= Set problem =
Give the data again exactly as written, skipping any pictures.

BEGIN

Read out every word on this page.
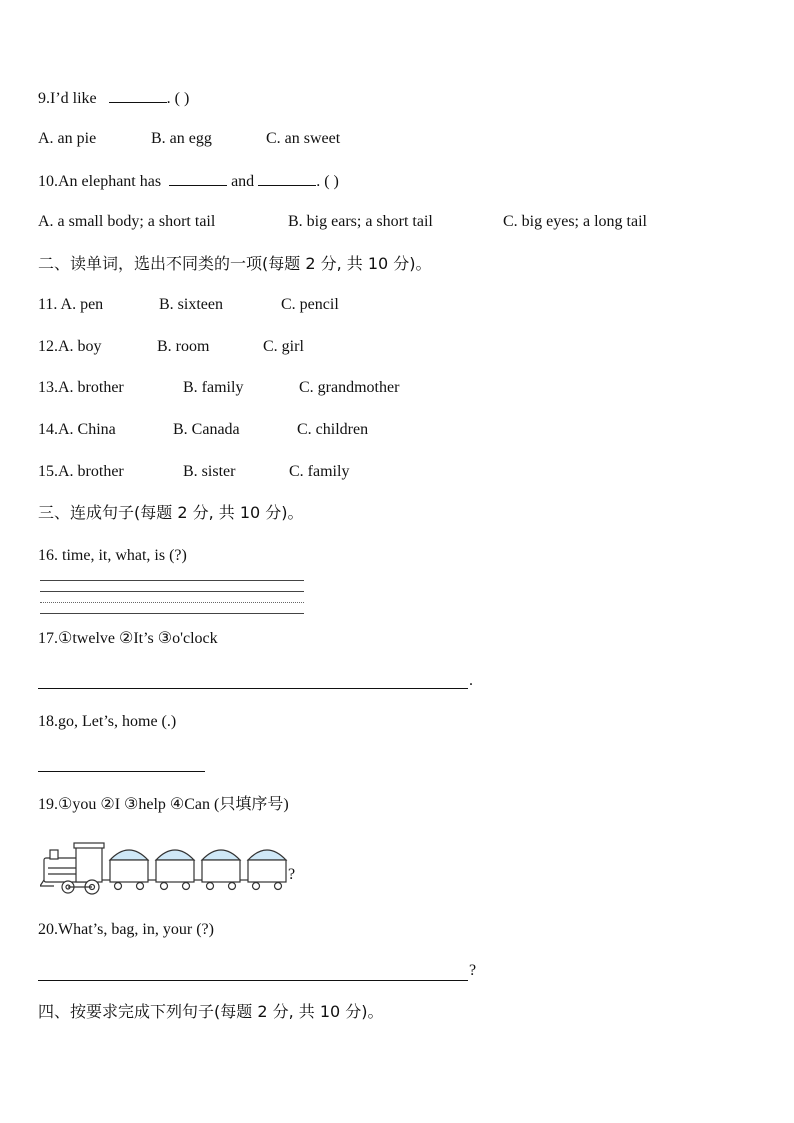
9.I’d like	. ( )
A. an pie	B. an egg	C. an sweet
10.An elephant has	and	. ( )
A. a small body; a short tail	B. big ears; a short tail	C. big eyes; a long tail
二、读单词，选出不同类的一项(每题 2 分, 共 10 分)。
11. A. pen	B. sixteen	C. pencil
12.A. boy	B. room	C. girl
13.A. brother	B. family	C. grandmother
14.A. China	B. Canada	C. children
15.A. brother	B. sister	C. family
三、连成句子(每题 2 分, 共 10 分)。
16. time, it, what, is (?)
17.①twelve ②It’s ③o'clock
.
18.go, Let’s, home (.)
19.①you ②I ③help ④Can (只填序号)
?
20.What’s, bag, in, your (?)
?
四、按要求完成下列句子(每题 2 分, 共 10 分)。
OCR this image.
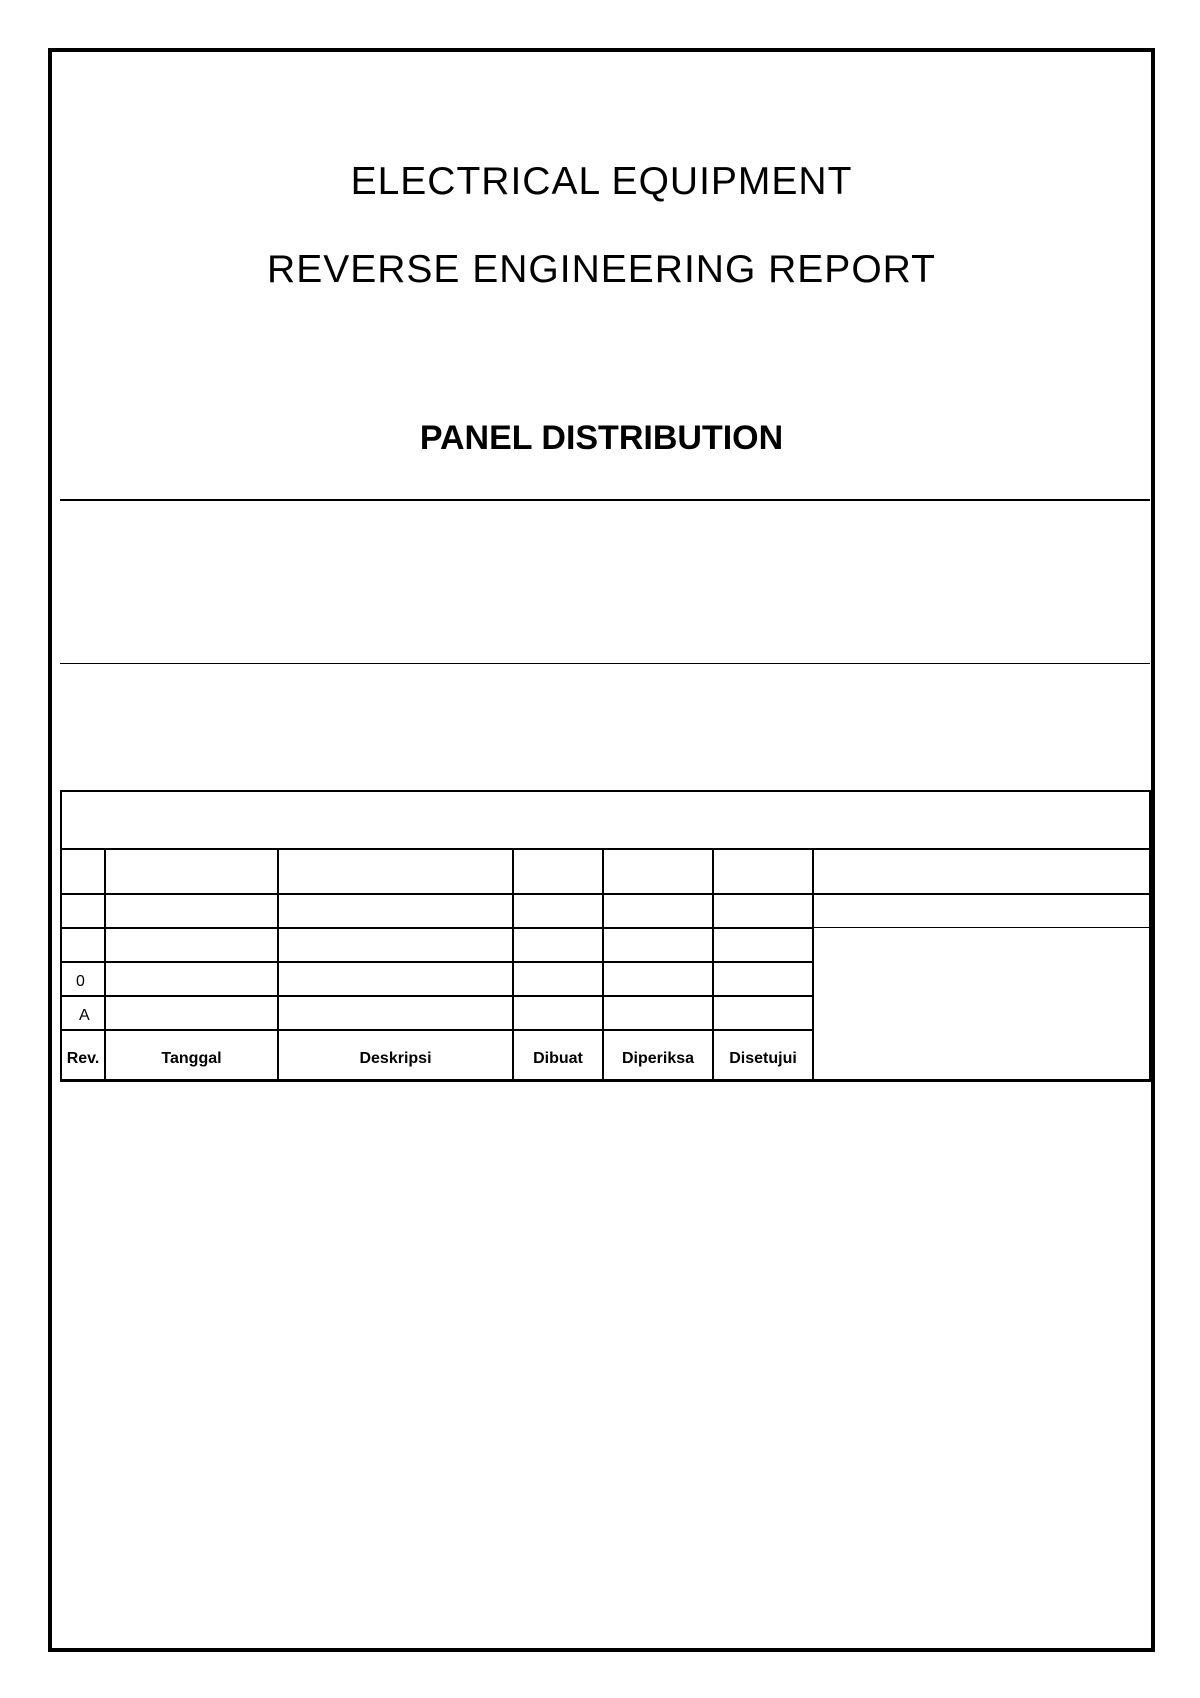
ELECTRICAL EQUIPMENT
REVERSE ENGINEERING REPORT
PANEL DISTRIBUTION
0
A
Rev.	Tanggal	Deskripsi	Dibuat	Diperiksa	Disetujui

END

= Task solution =
Read out every word on this page.
9.I’d like	. ( )
A. an pie	B. an egg	C. an sweet
10.An elephant has	and	. ( )
A. a small body; a short tail	B. big ears; a short tail	C. big eyes; a long tail
二、读单词，选出不同类的一项(每题 2 分, 共 10 分)。
11. A. pen	B. sixteen	C. pencil
12.A. boy	B. room	C. girl
13.A. brother	B. family	C. grandmother
14.A. China	B. Canada	C. children
15.A. brother	B. sister	C. family
三、连成句子(每题 2 分, 共 10 分)。
16. time, it, what, is (?)
17.①twelve ②It’s ③o'clock
.
18.go, Let’s, home (.)
19.①you ②I ③help ④Can (只填序号)
?
20.What’s, bag, in, your (?)
?
四、按要求完成下列句子(每题 2 分, 共 10 分)。
OCR this image.
ELECTRICAL EQUIPMENT
REVERSE ENGINEERING REPORT
PANEL DISTRIBUTION
0
A
Rev.	Tanggal	Deskripsi	Dibuat	Diperiksa	Disetujui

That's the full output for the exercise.